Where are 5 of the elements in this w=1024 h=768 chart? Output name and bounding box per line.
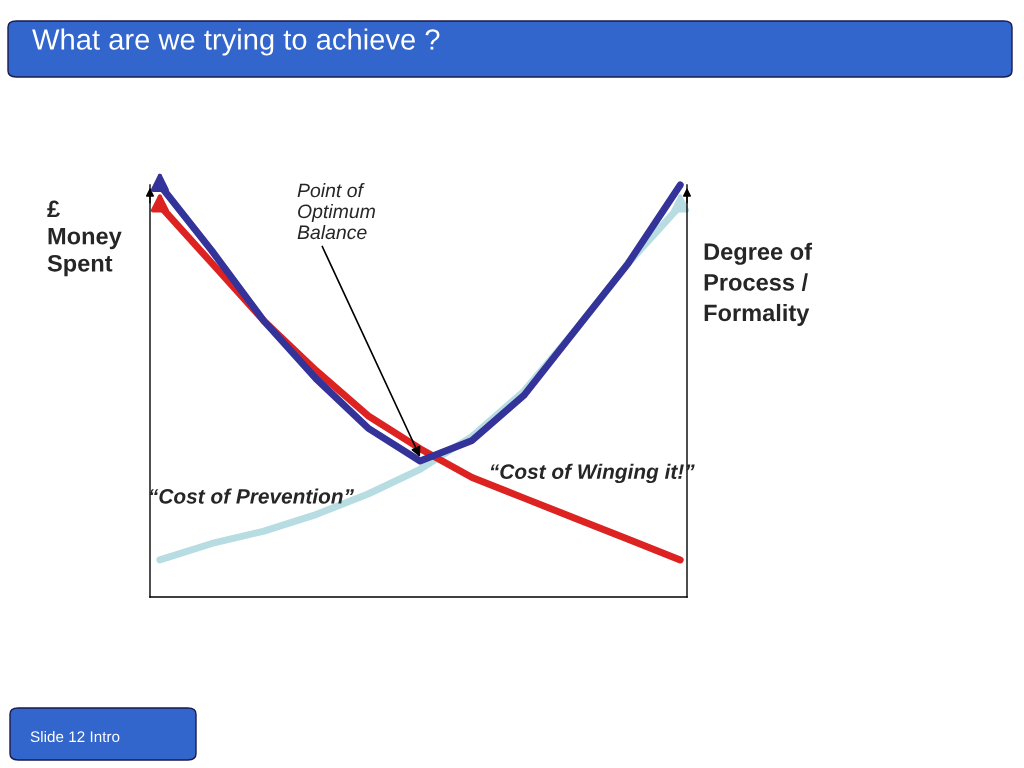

---

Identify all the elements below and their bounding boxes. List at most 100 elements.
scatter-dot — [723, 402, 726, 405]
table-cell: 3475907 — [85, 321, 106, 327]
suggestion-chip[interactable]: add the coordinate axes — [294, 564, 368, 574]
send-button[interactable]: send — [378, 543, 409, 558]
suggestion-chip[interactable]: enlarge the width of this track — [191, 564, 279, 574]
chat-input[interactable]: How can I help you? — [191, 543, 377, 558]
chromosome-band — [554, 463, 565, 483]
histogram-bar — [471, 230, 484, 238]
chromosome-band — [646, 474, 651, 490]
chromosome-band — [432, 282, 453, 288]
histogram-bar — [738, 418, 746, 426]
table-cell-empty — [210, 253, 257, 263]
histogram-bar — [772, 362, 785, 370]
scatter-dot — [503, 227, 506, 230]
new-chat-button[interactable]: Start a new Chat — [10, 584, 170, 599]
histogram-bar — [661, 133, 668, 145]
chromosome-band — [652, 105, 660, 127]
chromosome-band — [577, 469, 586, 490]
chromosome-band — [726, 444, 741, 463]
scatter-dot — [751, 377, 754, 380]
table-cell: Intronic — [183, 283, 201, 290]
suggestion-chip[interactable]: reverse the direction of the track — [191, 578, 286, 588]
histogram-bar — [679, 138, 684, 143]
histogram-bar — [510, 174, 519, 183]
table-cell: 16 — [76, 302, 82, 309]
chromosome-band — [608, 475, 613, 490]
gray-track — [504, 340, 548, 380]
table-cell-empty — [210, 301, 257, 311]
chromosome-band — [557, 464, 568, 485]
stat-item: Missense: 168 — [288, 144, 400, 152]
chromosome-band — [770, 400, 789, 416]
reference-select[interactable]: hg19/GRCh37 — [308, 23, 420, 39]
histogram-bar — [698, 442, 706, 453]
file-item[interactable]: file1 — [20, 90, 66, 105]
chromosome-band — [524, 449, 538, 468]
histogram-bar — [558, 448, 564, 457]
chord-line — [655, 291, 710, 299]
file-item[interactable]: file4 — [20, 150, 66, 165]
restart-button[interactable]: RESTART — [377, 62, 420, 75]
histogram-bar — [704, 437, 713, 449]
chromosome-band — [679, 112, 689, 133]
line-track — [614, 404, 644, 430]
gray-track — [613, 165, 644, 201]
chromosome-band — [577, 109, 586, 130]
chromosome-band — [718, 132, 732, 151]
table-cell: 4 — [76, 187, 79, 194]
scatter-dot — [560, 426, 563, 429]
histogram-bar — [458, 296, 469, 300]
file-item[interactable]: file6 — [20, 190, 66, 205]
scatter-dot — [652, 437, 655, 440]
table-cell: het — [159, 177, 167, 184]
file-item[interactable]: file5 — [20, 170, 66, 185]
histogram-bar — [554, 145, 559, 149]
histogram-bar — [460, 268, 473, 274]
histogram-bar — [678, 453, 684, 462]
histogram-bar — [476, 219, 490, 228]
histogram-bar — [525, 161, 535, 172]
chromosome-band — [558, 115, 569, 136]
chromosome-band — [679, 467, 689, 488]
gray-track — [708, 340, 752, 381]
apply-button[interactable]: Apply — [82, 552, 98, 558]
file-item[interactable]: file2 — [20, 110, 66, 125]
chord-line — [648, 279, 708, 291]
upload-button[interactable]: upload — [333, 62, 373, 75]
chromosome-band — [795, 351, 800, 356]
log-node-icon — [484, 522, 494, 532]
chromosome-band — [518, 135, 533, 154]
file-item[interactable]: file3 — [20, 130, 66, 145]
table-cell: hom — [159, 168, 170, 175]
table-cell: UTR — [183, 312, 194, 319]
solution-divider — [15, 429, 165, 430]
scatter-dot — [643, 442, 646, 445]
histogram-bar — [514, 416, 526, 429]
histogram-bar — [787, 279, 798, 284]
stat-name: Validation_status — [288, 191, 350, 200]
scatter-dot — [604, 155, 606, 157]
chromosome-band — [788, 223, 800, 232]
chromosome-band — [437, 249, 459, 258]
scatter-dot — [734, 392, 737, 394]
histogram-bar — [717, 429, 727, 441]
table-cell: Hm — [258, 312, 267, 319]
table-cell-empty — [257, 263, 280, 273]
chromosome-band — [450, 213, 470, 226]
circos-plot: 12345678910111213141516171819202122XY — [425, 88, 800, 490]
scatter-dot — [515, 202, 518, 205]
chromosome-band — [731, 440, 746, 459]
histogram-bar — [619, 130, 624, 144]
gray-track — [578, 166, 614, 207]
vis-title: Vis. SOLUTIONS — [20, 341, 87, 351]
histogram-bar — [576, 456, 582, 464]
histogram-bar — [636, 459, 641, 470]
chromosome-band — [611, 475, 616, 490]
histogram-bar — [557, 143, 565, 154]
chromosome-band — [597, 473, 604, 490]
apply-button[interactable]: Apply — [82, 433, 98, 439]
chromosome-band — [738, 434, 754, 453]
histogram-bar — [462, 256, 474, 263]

* * *

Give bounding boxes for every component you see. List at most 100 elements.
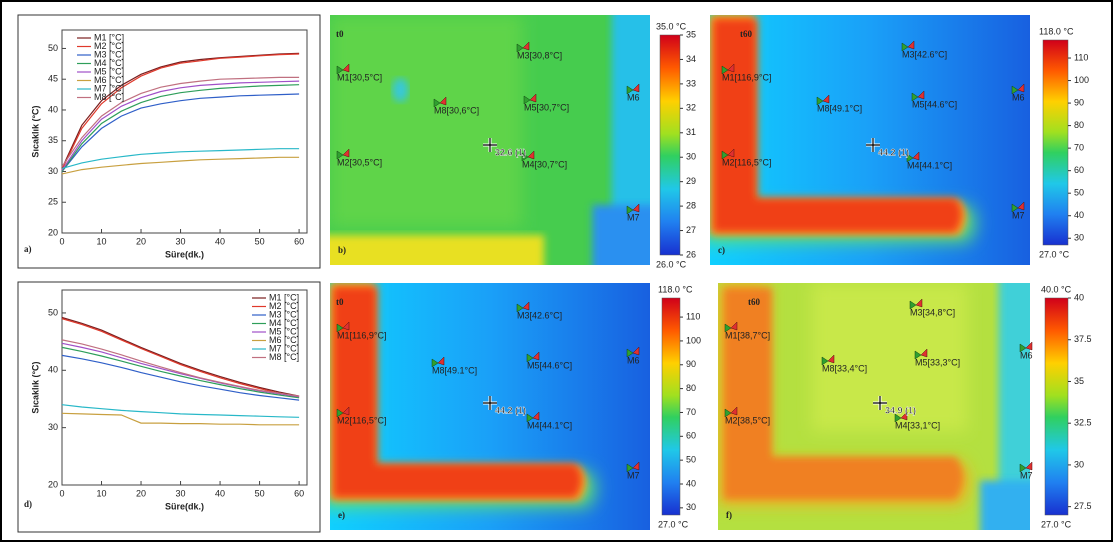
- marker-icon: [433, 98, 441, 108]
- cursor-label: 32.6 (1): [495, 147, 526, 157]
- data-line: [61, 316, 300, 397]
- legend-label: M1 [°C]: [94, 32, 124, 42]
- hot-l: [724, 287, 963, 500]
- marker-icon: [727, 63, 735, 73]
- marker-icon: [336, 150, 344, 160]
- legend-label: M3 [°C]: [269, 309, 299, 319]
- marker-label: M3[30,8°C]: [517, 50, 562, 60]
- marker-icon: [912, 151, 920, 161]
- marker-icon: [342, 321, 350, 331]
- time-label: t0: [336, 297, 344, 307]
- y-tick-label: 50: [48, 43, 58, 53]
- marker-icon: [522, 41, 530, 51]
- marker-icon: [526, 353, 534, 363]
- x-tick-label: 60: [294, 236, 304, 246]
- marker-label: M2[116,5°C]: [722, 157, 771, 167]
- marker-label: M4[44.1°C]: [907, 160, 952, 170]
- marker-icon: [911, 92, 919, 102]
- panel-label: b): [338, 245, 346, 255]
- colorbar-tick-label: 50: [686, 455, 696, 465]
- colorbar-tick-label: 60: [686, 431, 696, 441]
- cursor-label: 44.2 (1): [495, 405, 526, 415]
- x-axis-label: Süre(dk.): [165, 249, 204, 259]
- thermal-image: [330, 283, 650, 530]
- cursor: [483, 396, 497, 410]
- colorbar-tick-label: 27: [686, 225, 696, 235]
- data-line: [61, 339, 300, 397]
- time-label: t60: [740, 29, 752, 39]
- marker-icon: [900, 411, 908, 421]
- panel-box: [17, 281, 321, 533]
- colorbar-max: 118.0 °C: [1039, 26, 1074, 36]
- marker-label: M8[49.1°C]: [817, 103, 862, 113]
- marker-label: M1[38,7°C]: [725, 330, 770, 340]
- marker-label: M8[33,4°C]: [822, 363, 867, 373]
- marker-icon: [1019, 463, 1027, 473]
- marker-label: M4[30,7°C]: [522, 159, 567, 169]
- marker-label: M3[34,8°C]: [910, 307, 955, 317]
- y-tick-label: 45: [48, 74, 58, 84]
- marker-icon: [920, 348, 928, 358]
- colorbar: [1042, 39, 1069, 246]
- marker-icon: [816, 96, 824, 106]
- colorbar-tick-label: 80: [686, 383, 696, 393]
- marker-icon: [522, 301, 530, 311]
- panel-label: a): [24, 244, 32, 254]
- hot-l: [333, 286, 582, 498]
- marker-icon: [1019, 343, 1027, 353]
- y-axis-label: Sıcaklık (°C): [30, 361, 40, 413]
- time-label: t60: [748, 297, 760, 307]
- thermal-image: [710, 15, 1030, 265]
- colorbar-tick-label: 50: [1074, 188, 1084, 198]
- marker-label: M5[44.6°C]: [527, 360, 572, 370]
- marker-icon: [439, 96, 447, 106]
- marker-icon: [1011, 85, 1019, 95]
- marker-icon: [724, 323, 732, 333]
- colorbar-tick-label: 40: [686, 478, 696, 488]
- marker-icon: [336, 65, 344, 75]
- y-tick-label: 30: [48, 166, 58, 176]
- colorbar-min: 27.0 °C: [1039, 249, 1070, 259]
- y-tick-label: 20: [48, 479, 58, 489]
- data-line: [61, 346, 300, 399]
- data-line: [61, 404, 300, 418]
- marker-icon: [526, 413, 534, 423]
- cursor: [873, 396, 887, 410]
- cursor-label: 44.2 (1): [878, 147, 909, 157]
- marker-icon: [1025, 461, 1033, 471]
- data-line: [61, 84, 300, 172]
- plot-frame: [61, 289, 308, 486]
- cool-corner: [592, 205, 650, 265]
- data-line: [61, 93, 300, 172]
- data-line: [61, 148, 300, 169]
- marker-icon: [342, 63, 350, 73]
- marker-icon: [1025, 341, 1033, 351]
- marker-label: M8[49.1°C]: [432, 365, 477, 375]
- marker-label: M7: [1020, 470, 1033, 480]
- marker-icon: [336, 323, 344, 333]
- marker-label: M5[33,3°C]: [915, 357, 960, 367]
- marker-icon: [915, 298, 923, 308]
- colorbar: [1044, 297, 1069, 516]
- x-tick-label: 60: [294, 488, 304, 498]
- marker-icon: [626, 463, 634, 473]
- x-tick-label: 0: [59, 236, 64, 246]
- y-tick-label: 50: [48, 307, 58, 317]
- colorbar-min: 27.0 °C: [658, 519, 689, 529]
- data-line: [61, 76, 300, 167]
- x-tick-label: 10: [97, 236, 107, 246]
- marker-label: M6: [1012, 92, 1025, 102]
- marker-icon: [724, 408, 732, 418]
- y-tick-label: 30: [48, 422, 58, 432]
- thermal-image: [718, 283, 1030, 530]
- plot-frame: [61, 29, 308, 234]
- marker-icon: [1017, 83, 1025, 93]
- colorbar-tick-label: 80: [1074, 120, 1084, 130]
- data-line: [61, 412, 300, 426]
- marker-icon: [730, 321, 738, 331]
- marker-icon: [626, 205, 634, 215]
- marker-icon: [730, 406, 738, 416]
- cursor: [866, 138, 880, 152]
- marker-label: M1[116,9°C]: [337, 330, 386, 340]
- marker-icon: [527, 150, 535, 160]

◆ **What the exercise asks**
Reproduce the material verbatim, from the line containing "Identify all the" through the line containing "chromosome-band — [679, 112, 689, 133]".

◆ **Solved exercise**
Identify all the elements below and their bounding boxes. List at most 100 elements.
scatter-dot — [723, 402, 726, 405]
table-cell: 3475907 — [85, 321, 106, 327]
suggestion-chip[interactable]: add the coordinate axes — [294, 564, 368, 574]
send-button[interactable]: send — [378, 543, 409, 558]
suggestion-chip[interactable]: enlarge the width of this track — [191, 564, 279, 574]
chat-input[interactable]: How can I help you? — [191, 543, 377, 558]
chromosome-band — [554, 463, 565, 483]
histogram-bar — [471, 230, 484, 238]
chromosome-band — [646, 474, 651, 490]
chromosome-band — [432, 282, 453, 288]
histogram-bar — [738, 418, 746, 426]
table-cell-empty — [210, 253, 257, 263]
histogram-bar — [772, 362, 785, 370]
scatter-dot — [503, 227, 506, 230]
new-chat-button[interactable]: Start a new Chat — [10, 584, 170, 599]
histogram-bar — [661, 133, 668, 145]
chromosome-band — [652, 105, 660, 127]
chromosome-band — [577, 469, 586, 490]
chromosome-band — [726, 444, 741, 463]
scatter-dot — [751, 377, 754, 380]
table-cell: Intronic — [183, 283, 201, 290]
suggestion-chip[interactable]: reverse the direction of the track — [191, 578, 286, 588]
histogram-bar — [679, 138, 684, 143]
histogram-bar — [510, 174, 519, 183]
table-cell: 16 — [76, 302, 82, 309]
chromosome-band — [608, 475, 613, 490]
gray-track — [504, 340, 548, 380]
table-cell-empty — [210, 301, 257, 311]
chromosome-band — [557, 464, 568, 485]
stat-item: Missense: 168 — [288, 144, 400, 152]
chromosome-band — [770, 400, 789, 416]
reference-select[interactable]: hg19/GRCh37 — [308, 23, 420, 39]
histogram-bar — [698, 442, 706, 453]
file-item[interactable]: file1 — [20, 90, 66, 105]
chromosome-band — [524, 449, 538, 468]
histogram-bar — [558, 448, 564, 457]
chord-line — [655, 291, 710, 299]
file-item[interactable]: file4 — [20, 150, 66, 165]
restart-button[interactable]: RESTART — [377, 62, 420, 75]
histogram-bar — [704, 437, 713, 449]
chromosome-band — [679, 112, 689, 133]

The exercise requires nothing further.